Only the pictures are to be left out; set down the rest of the records exactly.

RECORDS SHOWN
§ §

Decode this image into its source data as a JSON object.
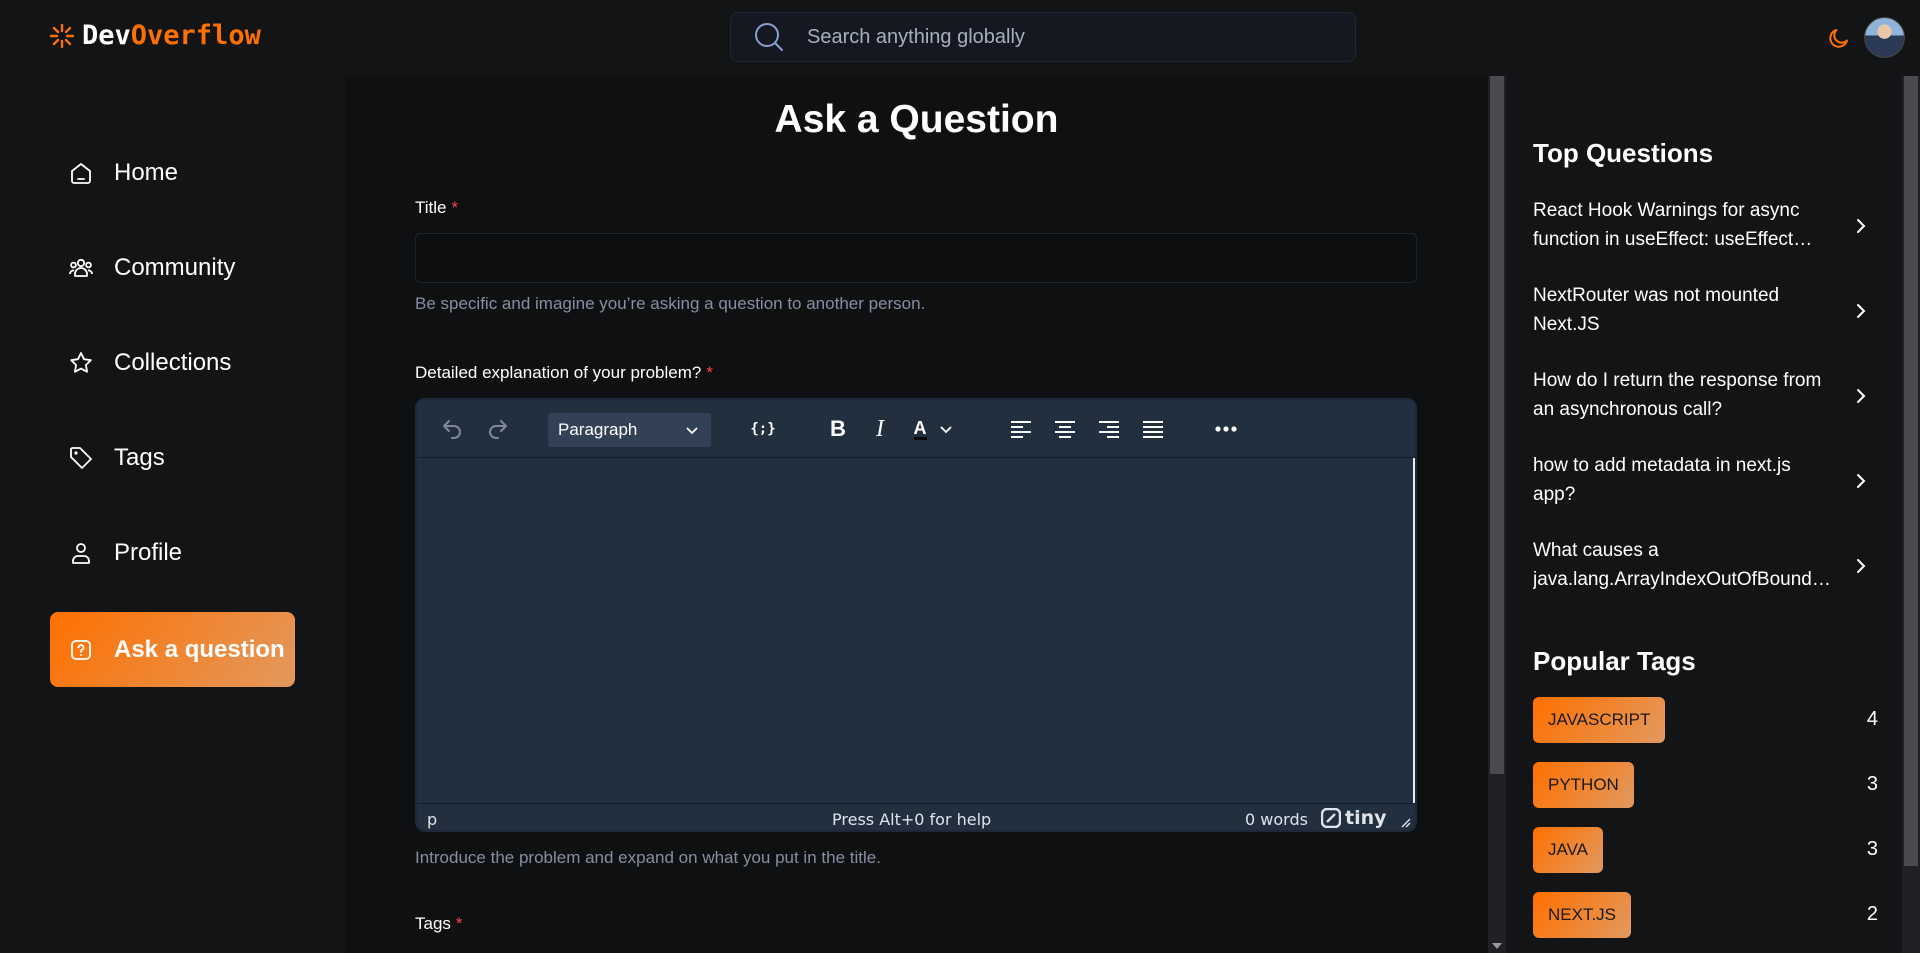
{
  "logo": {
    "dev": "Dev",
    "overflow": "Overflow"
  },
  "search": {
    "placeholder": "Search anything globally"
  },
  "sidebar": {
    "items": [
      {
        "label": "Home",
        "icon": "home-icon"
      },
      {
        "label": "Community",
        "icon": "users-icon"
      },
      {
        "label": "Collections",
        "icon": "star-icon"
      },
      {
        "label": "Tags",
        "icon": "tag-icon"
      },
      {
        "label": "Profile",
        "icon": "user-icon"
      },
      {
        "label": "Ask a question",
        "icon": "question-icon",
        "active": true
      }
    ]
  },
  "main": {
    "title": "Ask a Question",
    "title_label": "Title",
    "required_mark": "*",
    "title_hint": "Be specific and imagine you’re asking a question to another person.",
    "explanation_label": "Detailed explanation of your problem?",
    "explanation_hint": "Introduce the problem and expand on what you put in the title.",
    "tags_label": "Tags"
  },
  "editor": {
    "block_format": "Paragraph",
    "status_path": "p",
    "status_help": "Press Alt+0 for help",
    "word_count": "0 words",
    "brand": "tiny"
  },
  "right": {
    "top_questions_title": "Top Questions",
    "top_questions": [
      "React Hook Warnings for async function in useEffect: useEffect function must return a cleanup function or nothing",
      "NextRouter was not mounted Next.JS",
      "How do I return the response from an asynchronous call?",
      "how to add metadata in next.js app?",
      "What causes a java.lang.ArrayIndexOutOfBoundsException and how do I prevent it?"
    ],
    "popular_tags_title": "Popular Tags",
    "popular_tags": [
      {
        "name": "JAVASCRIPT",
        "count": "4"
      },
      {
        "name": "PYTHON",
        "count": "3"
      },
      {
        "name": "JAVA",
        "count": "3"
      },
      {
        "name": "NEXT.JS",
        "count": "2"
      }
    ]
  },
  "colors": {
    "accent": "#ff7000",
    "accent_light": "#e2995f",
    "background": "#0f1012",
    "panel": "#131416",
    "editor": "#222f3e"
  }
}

§ §

SOLUTION BELOW
Decode this image into its source data as a JSON object.
{
  "logo": {
    "dev": "Dev",
    "overflow": "Overflow"
  },
  "search": {
    "placeholder": "Search anything globally"
  },
  "sidebar": {
    "items": [
      {
        "label": "Home",
        "icon": "home-icon"
      },
      {
        "label": "Community",
        "icon": "users-icon"
      },
      {
        "label": "Collections",
        "icon": "star-icon"
      },
      {
        "label": "Tags",
        "icon": "tag-icon"
      },
      {
        "label": "Profile",
        "icon": "user-icon"
      },
      {
        "label": "Ask a question",
        "icon": "question-icon",
        "active": true
      }
    ]
  },
  "main": {
    "title": "Ask a Question",
    "title_label": "Title",
    "required_mark": "*",
    "title_hint": "Be specific and imagine you’re asking a question to another person.",
    "explanation_label": "Detailed explanation of your problem?",
    "explanation_hint": "Introduce the problem and expand on what you put in the title.",
    "tags_label": "Tags"
  },
  "editor": {
    "block_format": "Paragraph",
    "status_path": "p",
    "status_help": "Press Alt+0 for help",
    "word_count": "0 words",
    "brand": "tiny"
  },
  "right": {
    "top_questions_title": "Top Questions",
    "top_questions": [
      "React Hook Warnings for async function in useEffect: useEffect function must return a cleanup function or nothing",
      "NextRouter was not mounted Next.JS",
      "How do I return the response from an asynchronous call?",
      "how to add metadata in next.js app?",
      "What causes a java.lang.ArrayIndexOutOfBoundsException and how do I prevent it?"
    ],
    "popular_tags_title": "Popular Tags",
    "popular_tags": [
      {
        "name": "JAVASCRIPT",
        "count": "4"
      },
      {
        "name": "PYTHON",
        "count": "3"
      },
      {
        "name": "JAVA",
        "count": "3"
      },
      {
        "name": "NEXT.JS",
        "count": "2"
      }
    ]
  },
  "colors": {
    "accent": "#ff7000",
    "accent_light": "#e2995f",
    "background": "#0f1012",
    "panel": "#131416",
    "editor": "#222f3e"
  }
}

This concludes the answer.